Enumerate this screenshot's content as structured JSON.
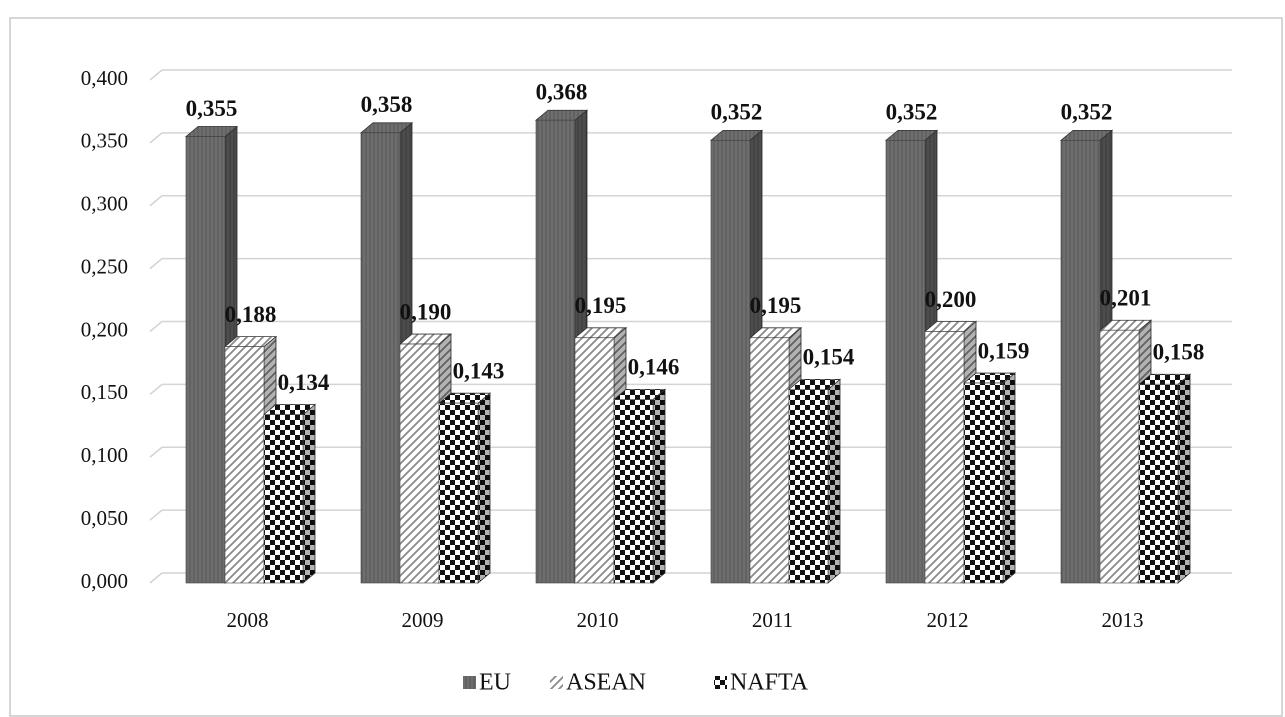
{
  "chart_data": {
    "type": "bar3d",
    "categories": [
      "2008",
      "2009",
      "2010",
      "2011",
      "2012",
      "2013"
    ],
    "series": [
      {
        "name": "EU",
        "color": "#6e6e6e",
        "values": [
          0.355,
          0.358,
          0.368,
          0.352,
          0.352,
          0.352
        ],
        "value_labels": [
          "0,355",
          "0,358",
          "0,368",
          "0,352",
          "0,352",
          "0,352"
        ]
      },
      {
        "name": "ASEAN",
        "color": "#8a8a8a",
        "values": [
          0.188,
          0.19,
          0.195,
          0.195,
          0.2,
          0.201
        ],
        "value_labels": [
          "0,188",
          "0,190",
          "0,195",
          "0,195",
          "0,200",
          "0,201"
        ]
      },
      {
        "name": "NAFTA",
        "color": "#111111",
        "values": [
          0.134,
          0.143,
          0.146,
          0.154,
          0.159,
          0.158
        ],
        "value_labels": [
          "0,134",
          "0,143",
          "0,146",
          "0,154",
          "0,159",
          "0,158"
        ]
      }
    ],
    "ylim": [
      0,
      0.4
    ],
    "yticks": [
      {
        "value": 0,
        "label": "0,000"
      },
      {
        "value": 0.05,
        "label": "0,050"
      },
      {
        "value": 0.1,
        "label": "0,100"
      },
      {
        "value": 0.15,
        "label": "0,150"
      },
      {
        "value": 0.2,
        "label": "0,200"
      },
      {
        "value": 0.25,
        "label": "0,250"
      },
      {
        "value": 0.3,
        "label": "0,300"
      },
      {
        "value": 0.35,
        "label": "0,350"
      },
      {
        "value": 0.4,
        "label": "0,400"
      }
    ],
    "grid": true,
    "legend": "bottom"
  }
}
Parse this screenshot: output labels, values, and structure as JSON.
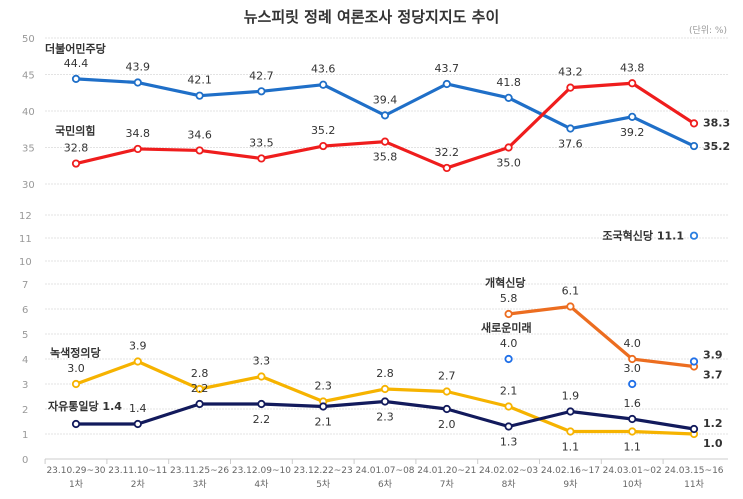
{
  "chart_data": {
    "type": "line",
    "title": "뉴스피릿 정례 여론조사 정당지지도 추이",
    "unit_note": "(단위: %)",
    "axis_break": true,
    "upper_axis": {
      "range": [
        30,
        50
      ],
      "ticks": [
        30,
        35,
        40,
        45,
        50
      ]
    },
    "lower_axis": {
      "range": [
        0,
        12
      ],
      "ticks": [
        0,
        1,
        2,
        3,
        4,
        5,
        6,
        7,
        10,
        11,
        12
      ]
    },
    "grid": true,
    "categories": [
      {
        "date": "23.10.29~30",
        "round": "1차"
      },
      {
        "date": "23.11.10~11",
        "round": "2차"
      },
      {
        "date": "23.11.25~26",
        "round": "3차"
      },
      {
        "date": "23.12.09~10",
        "round": "4차"
      },
      {
        "date": "23.12.22~23",
        "round": "5차"
      },
      {
        "date": "24.01.07~08",
        "round": "6차"
      },
      {
        "date": "24.01.20~21",
        "round": "7차"
      },
      {
        "date": "24.02.02~03",
        "round": "8차"
      },
      {
        "date": "24.02.16~17",
        "round": "9차"
      },
      {
        "date": "24.03.01~02",
        "round": "10차"
      },
      {
        "date": "24.03.15~16",
        "round": "11차"
      }
    ],
    "series": [
      {
        "name": "더불어민주당",
        "panel": "upper",
        "color": "#1f6fc8",
        "values": [
          44.4,
          43.9,
          42.1,
          42.7,
          43.6,
          39.4,
          43.7,
          41.8,
          37.6,
          39.2,
          35.2
        ]
      },
      {
        "name": "국민의힘",
        "panel": "upper",
        "color": "#ef1d1d",
        "values": [
          32.8,
          34.8,
          34.6,
          33.5,
          35.2,
          35.8,
          32.2,
          35.0,
          43.2,
          43.8,
          38.3
        ]
      },
      {
        "name": "녹색정의당",
        "panel": "lower",
        "color": "#f6b300",
        "values": [
          3.0,
          3.9,
          2.8,
          3.3,
          2.3,
          2.8,
          2.7,
          2.1,
          1.1,
          1.1,
          1.0
        ]
      },
      {
        "name": "자유통일당",
        "panel": "lower",
        "color": "#121a5c",
        "values": [
          1.4,
          1.4,
          2.2,
          2.2,
          2.1,
          2.3,
          2.0,
          1.3,
          1.9,
          1.6,
          1.2
        ]
      },
      {
        "name": "개혁신당",
        "panel": "lower",
        "color": "#ec6d20",
        "values": [
          null,
          null,
          null,
          null,
          null,
          null,
          null,
          5.8,
          6.1,
          4.0,
          3.7
        ]
      },
      {
        "name": "새로운미래",
        "panel": "lower",
        "color": "#1f6fe8",
        "values": [
          null,
          null,
          null,
          null,
          null,
          null,
          null,
          4.0,
          null,
          3.0,
          3.9
        ]
      },
      {
        "name": "조국혁신당",
        "panel": "lower",
        "color": "#2b7fe0",
        "values": [
          null,
          null,
          null,
          null,
          null,
          null,
          null,
          null,
          null,
          null,
          11.1
        ]
      }
    ]
  }
}
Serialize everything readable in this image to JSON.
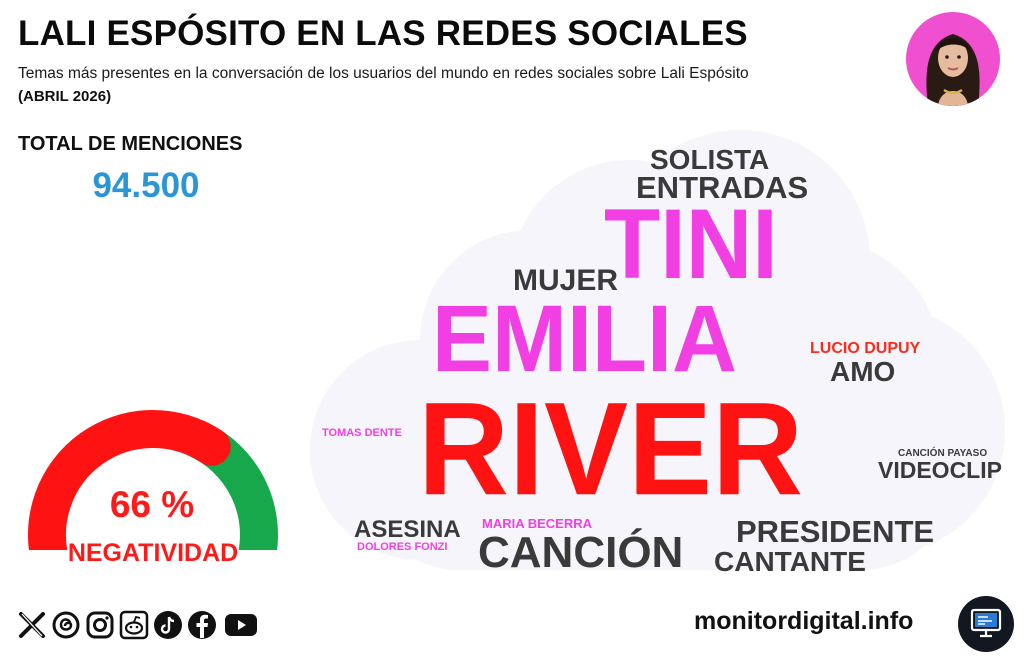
{
  "header": {
    "title": "LALI ESPÓSITO EN LAS REDES SOCIALES",
    "subtitle": "Temas más presentes en la conversación de los usuarios del mundo en redes sociales sobre Lali Espósito",
    "period": "(ABRIL 2026)"
  },
  "totals": {
    "label": "TOTAL DE MENCIONES",
    "value": "94.500"
  },
  "gauge": {
    "negative_fraction": 0.66,
    "value_text": "66 %",
    "label": "NEGATIVIDAD",
    "negative_color": "#ff1212",
    "positive_color": "#16a84a"
  },
  "wordcloud": {
    "words": [
      {
        "text": "SOLISTA",
        "color": "#3a3a3a"
      },
      {
        "text": "ENTRADAS",
        "color": "#3a3a3a"
      },
      {
        "text": "TINI",
        "color": "#f23fe4"
      },
      {
        "text": "MUJER",
        "color": "#3a3a3a"
      },
      {
        "text": "EMILIA",
        "color": "#f23fe4"
      },
      {
        "text": "LUCIO DUPUY",
        "color": "#ff2a1a"
      },
      {
        "text": "AMO",
        "color": "#3a3a3a"
      },
      {
        "text": "TOMAS DENTE",
        "color": "#f23fe4"
      },
      {
        "text": "RIVER",
        "color": "#ff1212"
      },
      {
        "text": "CANCIÓN PAYASO",
        "color": "#3a3a3a"
      },
      {
        "text": "VIDEOCLIP",
        "color": "#3a3a3a"
      },
      {
        "text": "ASESINA",
        "color": "#3a3a3a"
      },
      {
        "text": "MARIA BECERRA",
        "color": "#f23fe4"
      },
      {
        "text": "DOLORES FONZI",
        "color": "#f23fe4"
      },
      {
        "text": "CANCIÓN",
        "color": "#3a3a3a"
      },
      {
        "text": "PRESIDENTE",
        "color": "#3a3a3a"
      },
      {
        "text": "CANTANTE",
        "color": "#3a3a3a"
      }
    ]
  },
  "footer": {
    "social_icons": [
      "x-icon",
      "threads-icon",
      "instagram-icon",
      "reddit-icon",
      "tiktok-icon",
      "facebook-icon",
      "youtube-icon"
    ],
    "site": "monitordigital.info",
    "logo_icon": "monitor-icon"
  }
}
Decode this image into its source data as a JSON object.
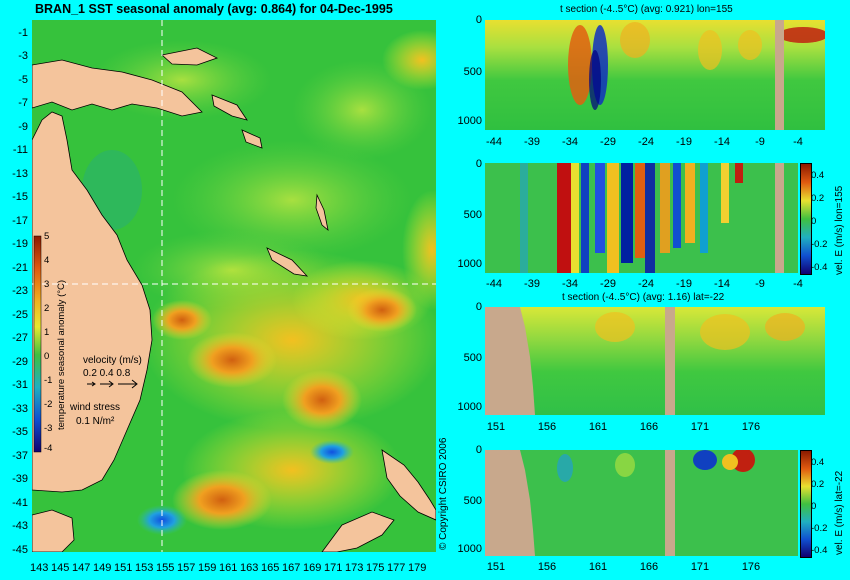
{
  "main_title": "BRAN_1 SST seasonal anomaly (avg: 0.864) for 04-Dec-1995",
  "map": {
    "lat_ticks": [
      "-1",
      "-3",
      "-5",
      "-7",
      "-9",
      "-11",
      "-13",
      "-15",
      "-17",
      "-19",
      "-21",
      "-23",
      "-25",
      "-27",
      "-29",
      "-31",
      "-33",
      "-35",
      "-37",
      "-39",
      "-41",
      "-43",
      "-45"
    ],
    "lon_ticks": [
      "143",
      "145",
      "147",
      "149",
      "151",
      "153",
      "155",
      "157",
      "159",
      "161",
      "163",
      "165",
      "167",
      "169",
      "171",
      "173",
      "175",
      "177",
      "179"
    ],
    "colorbar_label": "temperature seasonal anomaly (°C)",
    "colorbar_ticks": [
      "5",
      "4",
      "3",
      "2",
      "1",
      "0",
      "-1",
      "-2",
      "-3",
      "-4"
    ],
    "velocity_label": "velocity (m/s)",
    "velocity_values": "0.2 0.4 0.8",
    "wind_label": "wind stress",
    "wind_value": "0.1 N/m²",
    "copyright": "© Copyright CSIRO 2006"
  },
  "panels": [
    {
      "title": "t section (-4..5°C) (avg: 0.921) lon=155",
      "side_label": "",
      "x_ticks": [
        "-44",
        "-39",
        "-34",
        "-29",
        "-24",
        "-19",
        "-14",
        "-9",
        "-4"
      ],
      "depth_ticks": [
        "0",
        "500",
        "1000"
      ],
      "has_colorbar": false
    },
    {
      "title": "",
      "side_label": "vel. E (m/s) lon=155",
      "x_ticks": [
        "-44",
        "-39",
        "-34",
        "-29",
        "-24",
        "-19",
        "-14",
        "-9",
        "-4"
      ],
      "depth_ticks": [
        "0",
        "500",
        "1000"
      ],
      "has_colorbar": true,
      "colorbar_ticks": [
        "0.4",
        "0.2",
        "0",
        "-0.2",
        "-0.4"
      ]
    },
    {
      "title": "t section (-4..5°C) (avg: 1.16) lat=-22",
      "side_label": "",
      "x_ticks": [
        "151",
        "156",
        "161",
        "166",
        "171",
        "176"
      ],
      "depth_ticks": [
        "0",
        "500",
        "1000"
      ],
      "has_colorbar": false
    },
    {
      "title": "",
      "side_label": "vel. E (m/s) lat=-22",
      "x_ticks": [
        "151",
        "156",
        "161",
        "166",
        "171",
        "176"
      ],
      "depth_ticks": [
        "0",
        "500",
        "1000"
      ],
      "has_colorbar": true,
      "colorbar_ticks": [
        "0.4",
        "0.2",
        "0",
        "-0.2",
        "-0.4"
      ]
    }
  ],
  "colors": {
    "background": "#00ffff",
    "land": "#f4c49c",
    "section_land": "#c8a88c",
    "ocean_base": "#2fc43a"
  }
}
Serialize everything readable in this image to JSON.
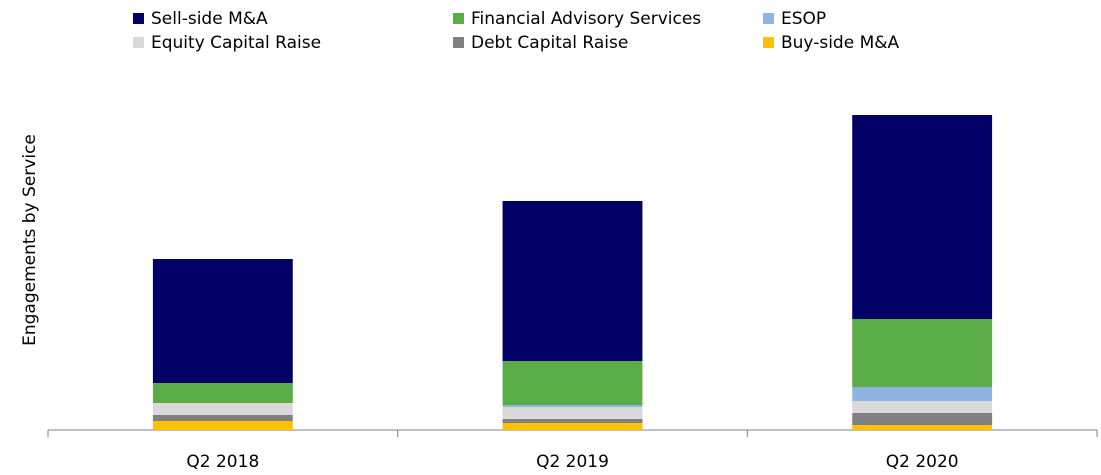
☆ ☆ ☆ ☆
Your instructions:
Using the listing above, list every line in which the string "JSON" occurs.

Solved problem:
Enumerate this screenshot's content as structured JSON.
Parse this screenshot: output labels, values, and structure as JSON.
Serialize everything readable in this image to JSON.
Decode this image into its source data as a JSON object.
Serialize everything readable in this image to JSON.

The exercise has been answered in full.